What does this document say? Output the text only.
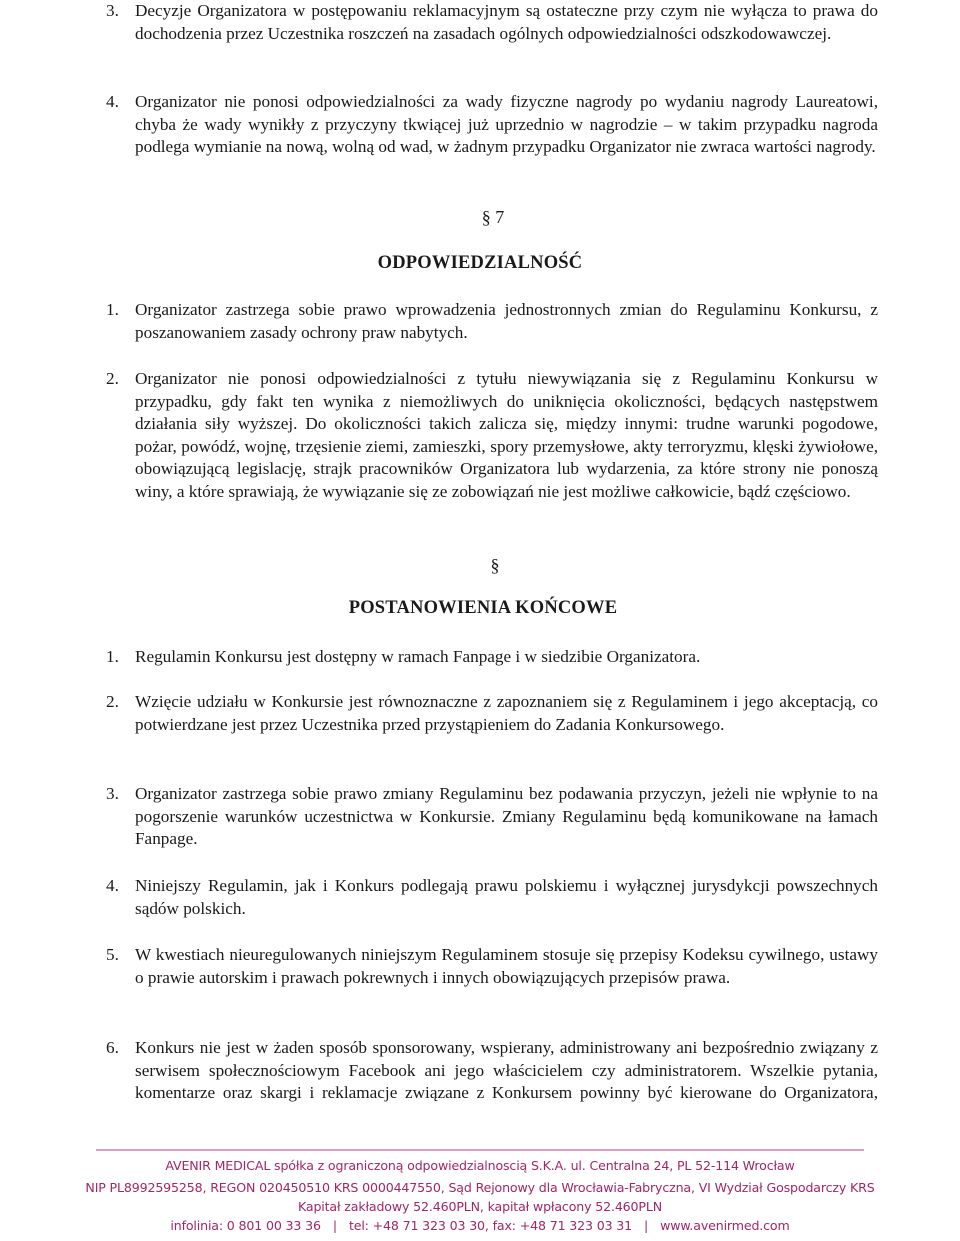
3. Decyzje Organizatora w postępowaniu reklamacyjnym są ostateczne przy czym nie wyłącza to prawa do dochodzenia przez Uczestnika roszczeń na zasadach ogólnych odpowiedzialności odszkodowawczej.
4. Organizator nie ponosi odpowiedzialności za wady fizyczne nagrody po wydaniu nagrody Laureatowi, chyba że wady wynikły z przyczyny tkwiącej już uprzednio w nagrodzie – w takim przypadku nagroda podlega wymianie na nową, wolną od wad, w żadnym przypadku Organizator nie zwraca wartości nagrody.
§ 7
ODPOWIEDZIALNOŚĆ
1. Organizator zastrzega sobie prawo wprowadzenia jednostronnych zmian do Regulaminu Konkursu, z poszanowaniem zasady ochrony praw nabytych.
2. Organizator nie ponosi odpowiedzialności z tytułu niewywiązania się z Regulaminu Konkursu w przypadku, gdy fakt ten wynika z niemożliwych do uniknięcia okoliczności, będących następstwem działania siły wyższej. Do okoliczności takich zalicza się, między innymi: trudne warunki pogodowe, pożar, powódź, wojnę, trzęsienie ziemi, zamieszki, spory przemysłowe, akty terroryzmu, klęski żywiołowe, obowiązującą legislację, strajk pracowników Organizatora lub wydarzenia, za które strony nie ponoszą winy, a które sprawiają, że wywiązanie się ze zobowiązań nie jest możliwe całkowicie, bądź częściowo.
§
POSTANOWIENIA KOŃCOWE
1. Regulamin Konkursu jest dostępny w ramach Fanpage i w siedzibie Organizatora.
2. Wzięcie udziału w Konkursie jest równoznaczne z zapoznaniem się z Regulaminem i jego akceptacją, co potwierdzane jest przez Uczestnika przed przystąpieniem do Zadania Konkursowego.
3. Organizator zastrzega sobie prawo zmiany Regulaminu bez podawania przyczyn, jeżeli nie wpłynie to na pogorszenie warunków uczestnictwa w Konkursie. Zmiany Regulaminu będą komunikowane na łamach Fanpage.
4. Niniejszy Regulamin, jak i Konkurs podlegają prawu polskiemu i wyłącznej jurysdykcji powszechnych sądów polskich.
5. W kwestiach nieuregulowanych niniejszym Regulaminem stosuje się przepisy Kodeksu cywilnego, ustawy o prawie autorskim i prawach pokrewnych i innych obowiązujących przepisów prawa.
6. Konkurs nie jest w żaden sposób sponsorowany, wspierany, administrowany ani bezpośrednio związany z serwisem społecznościowym Facebook ani jego właścicielem czy administratorem. Wszelkie pytania, komentarze oraz skargi i reklamacje związane z Konkursem powinny być kierowane do Organizatora,
AVENIR MEDICAL spółka z ograniczoną odpowiedzialnoscią S.K.A. ul. Centralna 24, PL 52-114 Wrocław
NIP PL8992595258, REGON 020450510 KRS 0000447550, Sąd Rejonowy dla Wrocławia-Fabryczna, VI Wydział Gospodarczy KRS
Kapitał zakładowy 52.460PLN, kapitał wpłacony 52.460PLN
infolinia: 0 801 00 33 36 | tel: +48 71 323 03 30, fax: +48 71 323 03 31 | www.avenirmed.com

....................

> PROBLEM STATEMENT
The data above should be repeated exactly, minus any pictures.

> WRITTEN RESPONSE
What does this document say? Output the text only.
3. Decyzje Organizatora w postępowaniu reklamacyjnym są ostateczne przy czym nie wyłącza to prawa do dochodzenia przez Uczestnika roszczeń na zasadach ogólnych odpowiedzialności odszkodowawczej.
4. Organizator nie ponosi odpowiedzialności za wady fizyczne nagrody po wydaniu nagrody Laureatowi, chyba że wady wynikły z przyczyny tkwiącej już uprzednio w nagrodzie – w takim przypadku nagroda podlega wymianie na nową, wolną od wad, w żadnym przypadku Organizator nie zwraca wartości nagrody.
§ 7
ODPOWIEDZIALNOŚĆ
1. Organizator zastrzega sobie prawo wprowadzenia jednostronnych zmian do Regulaminu Konkursu, z poszanowaniem zasady ochrony praw nabytych.
2. Organizator nie ponosi odpowiedzialności z tytułu niewywiązania się z Regulaminu Konkursu w przypadku, gdy fakt ten wynika z niemożliwych do uniknięcia okoliczności, będących następstwem działania siły wyższej. Do okoliczności takich zalicza się, między innymi: trudne warunki pogodowe, pożar, powódź, wojnę, trzęsienie ziemi, zamieszki, spory przemysłowe, akty terroryzmu, klęski żywiołowe, obowiązującą legislację, strajk pracowników Organizatora lub wydarzenia, za które strony nie ponoszą winy, a które sprawiają, że wywiązanie się ze zobowiązań nie jest możliwe całkowicie, bądź częściowo.
§
POSTANOWIENIA KOŃCOWE
1. Regulamin Konkursu jest dostępny w ramach Fanpage i w siedzibie Organizatora.
2. Wzięcie udziału w Konkursie jest równoznaczne z zapoznaniem się z Regulaminem i jego akceptacją, co potwierdzane jest przez Uczestnika przed przystąpieniem do Zadania Konkursowego.
3. Organizator zastrzega sobie prawo zmiany Regulaminu bez podawania przyczyn, jeżeli nie wpłynie to na pogorszenie warunków uczestnictwa w Konkursie. Zmiany Regulaminu będą komunikowane na łamach Fanpage.
4. Niniejszy Regulamin, jak i Konkurs podlegają prawu polskiemu i wyłącznej jurysdykcji powszechnych sądów polskich.
5. W kwestiach nieuregulowanych niniejszym Regulaminem stosuje się przepisy Kodeksu cywilnego, ustawy o prawie autorskim i prawach pokrewnych i innych obowiązujących przepisów prawa.
6. Konkurs nie jest w żaden sposób sponsorowany, wspierany, administrowany ani bezpośrednio związany z serwisem społecznościowym Facebook ani jego właścicielem czy administratorem. Wszelkie pytania, komentarze oraz skargi i reklamacje związane z Konkursem powinny być kierowane do Organizatora,
AVENIR MEDICAL spółka z ograniczoną odpowiedzialnoscią S.K.A. ul. Centralna 24, PL 52-114 Wrocław
NIP PL8992595258, REGON 020450510 KRS 0000447550, Sąd Rejonowy dla Wrocławia-Fabryczna, VI Wydział Gospodarczy KRS
Kapitał zakładowy 52.460PLN, kapitał wpłacony 52.460PLN
infolinia: 0 801 00 33 36 | tel: +48 71 323 03 30, fax: +48 71 323 03 31 | www.avenirmed.com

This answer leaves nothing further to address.